#### Exercise description
Copy all lines holding the word "yaşı" from the entries.

#### The data
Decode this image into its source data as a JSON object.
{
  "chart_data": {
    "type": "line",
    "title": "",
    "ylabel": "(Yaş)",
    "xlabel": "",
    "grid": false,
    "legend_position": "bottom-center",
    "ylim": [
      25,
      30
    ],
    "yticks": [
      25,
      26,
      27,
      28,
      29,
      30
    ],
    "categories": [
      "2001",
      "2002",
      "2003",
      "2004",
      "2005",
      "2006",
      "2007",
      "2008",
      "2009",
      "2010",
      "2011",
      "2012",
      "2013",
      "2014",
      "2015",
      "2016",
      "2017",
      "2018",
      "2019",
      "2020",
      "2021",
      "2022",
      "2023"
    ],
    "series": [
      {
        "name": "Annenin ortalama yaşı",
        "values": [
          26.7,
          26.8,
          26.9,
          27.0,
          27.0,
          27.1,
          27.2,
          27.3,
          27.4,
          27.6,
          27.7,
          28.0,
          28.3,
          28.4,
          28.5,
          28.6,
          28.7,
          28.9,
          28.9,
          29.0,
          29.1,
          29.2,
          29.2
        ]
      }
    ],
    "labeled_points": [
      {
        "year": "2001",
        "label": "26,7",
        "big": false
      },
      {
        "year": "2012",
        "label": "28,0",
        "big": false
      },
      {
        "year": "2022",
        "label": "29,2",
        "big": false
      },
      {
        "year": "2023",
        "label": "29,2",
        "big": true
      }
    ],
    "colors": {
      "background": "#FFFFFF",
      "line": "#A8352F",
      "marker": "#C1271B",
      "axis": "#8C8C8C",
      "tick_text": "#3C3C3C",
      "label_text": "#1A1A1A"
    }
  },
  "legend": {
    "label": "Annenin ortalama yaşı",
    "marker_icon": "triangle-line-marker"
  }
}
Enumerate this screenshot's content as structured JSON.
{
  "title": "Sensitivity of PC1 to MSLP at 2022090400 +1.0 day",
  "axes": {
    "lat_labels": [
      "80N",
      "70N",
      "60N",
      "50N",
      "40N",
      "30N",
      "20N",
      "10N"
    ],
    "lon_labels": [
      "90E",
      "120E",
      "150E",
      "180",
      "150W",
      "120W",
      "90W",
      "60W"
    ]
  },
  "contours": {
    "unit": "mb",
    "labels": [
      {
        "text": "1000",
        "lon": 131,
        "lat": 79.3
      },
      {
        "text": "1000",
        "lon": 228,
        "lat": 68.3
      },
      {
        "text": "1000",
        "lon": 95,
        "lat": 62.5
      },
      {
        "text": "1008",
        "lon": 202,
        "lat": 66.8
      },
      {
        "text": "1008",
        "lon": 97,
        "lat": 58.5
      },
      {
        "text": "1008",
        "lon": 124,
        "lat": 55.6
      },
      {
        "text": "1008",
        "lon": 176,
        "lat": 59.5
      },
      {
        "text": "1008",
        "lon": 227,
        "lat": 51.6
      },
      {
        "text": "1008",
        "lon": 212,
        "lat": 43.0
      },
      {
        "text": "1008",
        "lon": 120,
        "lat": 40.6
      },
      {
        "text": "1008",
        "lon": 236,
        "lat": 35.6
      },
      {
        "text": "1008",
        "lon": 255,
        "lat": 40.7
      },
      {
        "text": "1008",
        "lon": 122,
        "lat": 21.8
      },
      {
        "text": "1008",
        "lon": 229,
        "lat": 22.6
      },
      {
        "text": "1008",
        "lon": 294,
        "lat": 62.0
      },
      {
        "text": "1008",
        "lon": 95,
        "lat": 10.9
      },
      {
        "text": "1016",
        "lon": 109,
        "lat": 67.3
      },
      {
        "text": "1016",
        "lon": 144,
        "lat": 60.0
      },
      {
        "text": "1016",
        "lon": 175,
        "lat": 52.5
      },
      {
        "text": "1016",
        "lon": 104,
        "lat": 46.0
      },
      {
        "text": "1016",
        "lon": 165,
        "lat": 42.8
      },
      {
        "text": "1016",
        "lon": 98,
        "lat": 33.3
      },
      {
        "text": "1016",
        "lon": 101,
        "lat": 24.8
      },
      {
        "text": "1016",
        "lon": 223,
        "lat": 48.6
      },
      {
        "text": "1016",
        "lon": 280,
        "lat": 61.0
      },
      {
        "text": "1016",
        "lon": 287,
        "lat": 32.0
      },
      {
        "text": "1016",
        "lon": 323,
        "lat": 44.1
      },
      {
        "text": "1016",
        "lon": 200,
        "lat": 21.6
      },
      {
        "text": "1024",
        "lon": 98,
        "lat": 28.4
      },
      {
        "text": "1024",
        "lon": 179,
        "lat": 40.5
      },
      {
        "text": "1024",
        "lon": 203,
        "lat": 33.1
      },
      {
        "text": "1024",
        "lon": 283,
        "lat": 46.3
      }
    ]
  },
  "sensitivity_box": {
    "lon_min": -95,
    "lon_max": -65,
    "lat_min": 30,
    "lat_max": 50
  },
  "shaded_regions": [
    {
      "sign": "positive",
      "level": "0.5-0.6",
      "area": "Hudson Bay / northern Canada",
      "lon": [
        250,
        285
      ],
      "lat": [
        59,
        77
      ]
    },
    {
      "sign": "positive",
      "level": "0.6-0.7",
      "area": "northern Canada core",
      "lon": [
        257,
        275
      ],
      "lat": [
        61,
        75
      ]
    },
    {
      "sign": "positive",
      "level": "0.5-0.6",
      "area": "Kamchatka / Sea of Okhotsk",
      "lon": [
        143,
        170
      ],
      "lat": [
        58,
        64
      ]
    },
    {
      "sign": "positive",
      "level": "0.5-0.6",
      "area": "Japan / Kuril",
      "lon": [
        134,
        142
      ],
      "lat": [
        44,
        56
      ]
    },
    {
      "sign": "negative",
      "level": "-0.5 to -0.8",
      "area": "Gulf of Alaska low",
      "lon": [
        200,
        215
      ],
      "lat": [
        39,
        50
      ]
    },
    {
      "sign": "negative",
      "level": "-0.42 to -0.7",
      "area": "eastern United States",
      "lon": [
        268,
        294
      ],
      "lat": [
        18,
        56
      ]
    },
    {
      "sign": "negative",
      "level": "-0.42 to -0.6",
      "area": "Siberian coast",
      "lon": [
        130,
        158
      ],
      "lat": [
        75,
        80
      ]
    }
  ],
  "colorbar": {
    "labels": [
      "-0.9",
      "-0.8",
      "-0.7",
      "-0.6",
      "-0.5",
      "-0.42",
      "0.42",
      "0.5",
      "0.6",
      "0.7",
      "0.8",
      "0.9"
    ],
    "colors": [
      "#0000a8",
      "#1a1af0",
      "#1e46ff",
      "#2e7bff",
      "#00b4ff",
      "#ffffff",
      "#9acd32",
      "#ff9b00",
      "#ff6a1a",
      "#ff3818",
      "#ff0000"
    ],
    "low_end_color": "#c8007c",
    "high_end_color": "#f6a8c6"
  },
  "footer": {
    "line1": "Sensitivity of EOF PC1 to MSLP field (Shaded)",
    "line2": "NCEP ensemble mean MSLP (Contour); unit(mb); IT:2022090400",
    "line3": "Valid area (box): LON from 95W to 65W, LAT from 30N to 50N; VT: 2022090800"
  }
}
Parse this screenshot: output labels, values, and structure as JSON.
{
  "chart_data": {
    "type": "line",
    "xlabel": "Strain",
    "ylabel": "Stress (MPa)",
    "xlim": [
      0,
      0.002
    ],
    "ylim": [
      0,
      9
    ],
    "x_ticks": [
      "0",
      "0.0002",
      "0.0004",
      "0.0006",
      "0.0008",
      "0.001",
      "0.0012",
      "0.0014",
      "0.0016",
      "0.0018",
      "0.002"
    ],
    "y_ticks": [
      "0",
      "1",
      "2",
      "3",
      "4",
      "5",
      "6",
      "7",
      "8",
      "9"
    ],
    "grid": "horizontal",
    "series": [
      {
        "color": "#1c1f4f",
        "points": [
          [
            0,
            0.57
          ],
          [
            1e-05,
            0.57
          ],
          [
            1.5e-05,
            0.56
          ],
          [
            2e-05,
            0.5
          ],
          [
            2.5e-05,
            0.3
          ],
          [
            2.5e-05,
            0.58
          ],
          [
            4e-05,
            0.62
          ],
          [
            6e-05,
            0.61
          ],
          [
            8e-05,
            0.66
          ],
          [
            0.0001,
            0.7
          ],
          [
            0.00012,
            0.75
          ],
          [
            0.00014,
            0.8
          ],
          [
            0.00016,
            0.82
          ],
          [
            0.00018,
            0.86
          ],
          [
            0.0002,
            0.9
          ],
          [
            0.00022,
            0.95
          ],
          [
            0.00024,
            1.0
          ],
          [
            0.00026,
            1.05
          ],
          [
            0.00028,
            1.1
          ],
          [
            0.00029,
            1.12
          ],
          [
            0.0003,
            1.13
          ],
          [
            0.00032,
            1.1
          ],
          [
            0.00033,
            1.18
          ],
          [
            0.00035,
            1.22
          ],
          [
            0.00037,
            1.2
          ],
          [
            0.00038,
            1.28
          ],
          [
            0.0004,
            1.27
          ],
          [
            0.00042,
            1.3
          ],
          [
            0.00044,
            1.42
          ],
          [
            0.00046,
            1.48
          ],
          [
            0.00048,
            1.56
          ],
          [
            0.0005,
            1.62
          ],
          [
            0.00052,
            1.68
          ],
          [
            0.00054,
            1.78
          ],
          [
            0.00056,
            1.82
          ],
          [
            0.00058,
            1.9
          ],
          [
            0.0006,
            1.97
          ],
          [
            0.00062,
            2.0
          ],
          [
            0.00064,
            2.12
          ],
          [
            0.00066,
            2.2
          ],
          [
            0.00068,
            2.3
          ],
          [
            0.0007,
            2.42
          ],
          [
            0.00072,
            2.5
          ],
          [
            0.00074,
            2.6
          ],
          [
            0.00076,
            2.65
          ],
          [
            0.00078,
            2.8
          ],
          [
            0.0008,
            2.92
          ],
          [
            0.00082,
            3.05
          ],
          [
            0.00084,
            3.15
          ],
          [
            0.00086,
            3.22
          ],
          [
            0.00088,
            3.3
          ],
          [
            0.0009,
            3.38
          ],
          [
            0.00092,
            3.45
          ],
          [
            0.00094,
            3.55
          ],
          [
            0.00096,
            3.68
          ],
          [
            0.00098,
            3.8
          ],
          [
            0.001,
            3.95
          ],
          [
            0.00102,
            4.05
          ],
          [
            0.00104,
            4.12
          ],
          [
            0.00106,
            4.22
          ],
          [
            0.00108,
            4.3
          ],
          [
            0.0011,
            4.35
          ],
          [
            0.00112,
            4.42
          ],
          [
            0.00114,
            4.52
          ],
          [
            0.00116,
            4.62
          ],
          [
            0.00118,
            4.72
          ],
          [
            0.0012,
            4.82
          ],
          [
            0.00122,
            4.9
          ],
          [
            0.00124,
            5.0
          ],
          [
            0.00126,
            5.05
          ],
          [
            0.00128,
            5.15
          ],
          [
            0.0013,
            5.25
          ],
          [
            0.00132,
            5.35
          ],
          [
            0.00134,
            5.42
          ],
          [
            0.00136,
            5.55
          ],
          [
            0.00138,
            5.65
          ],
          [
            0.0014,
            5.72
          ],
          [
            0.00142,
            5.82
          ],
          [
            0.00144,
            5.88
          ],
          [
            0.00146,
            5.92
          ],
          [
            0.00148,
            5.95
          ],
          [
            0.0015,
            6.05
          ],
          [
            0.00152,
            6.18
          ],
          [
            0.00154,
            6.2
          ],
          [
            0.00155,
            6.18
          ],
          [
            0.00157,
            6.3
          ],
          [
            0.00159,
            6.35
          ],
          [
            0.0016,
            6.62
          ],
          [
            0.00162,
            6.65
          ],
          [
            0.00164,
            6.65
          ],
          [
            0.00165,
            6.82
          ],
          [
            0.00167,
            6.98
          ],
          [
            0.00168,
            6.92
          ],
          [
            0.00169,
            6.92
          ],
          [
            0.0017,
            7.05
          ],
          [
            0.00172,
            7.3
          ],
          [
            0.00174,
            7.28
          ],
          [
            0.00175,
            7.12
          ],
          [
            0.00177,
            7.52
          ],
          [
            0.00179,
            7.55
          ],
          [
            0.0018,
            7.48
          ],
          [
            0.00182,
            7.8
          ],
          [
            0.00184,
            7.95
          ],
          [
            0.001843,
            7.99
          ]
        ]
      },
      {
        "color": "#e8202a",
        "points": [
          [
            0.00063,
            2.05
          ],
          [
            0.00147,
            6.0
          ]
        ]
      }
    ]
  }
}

#### Full response
        "name": "Annenin ortalama yaşı",
    "label": "Annenin ortalama yaşı",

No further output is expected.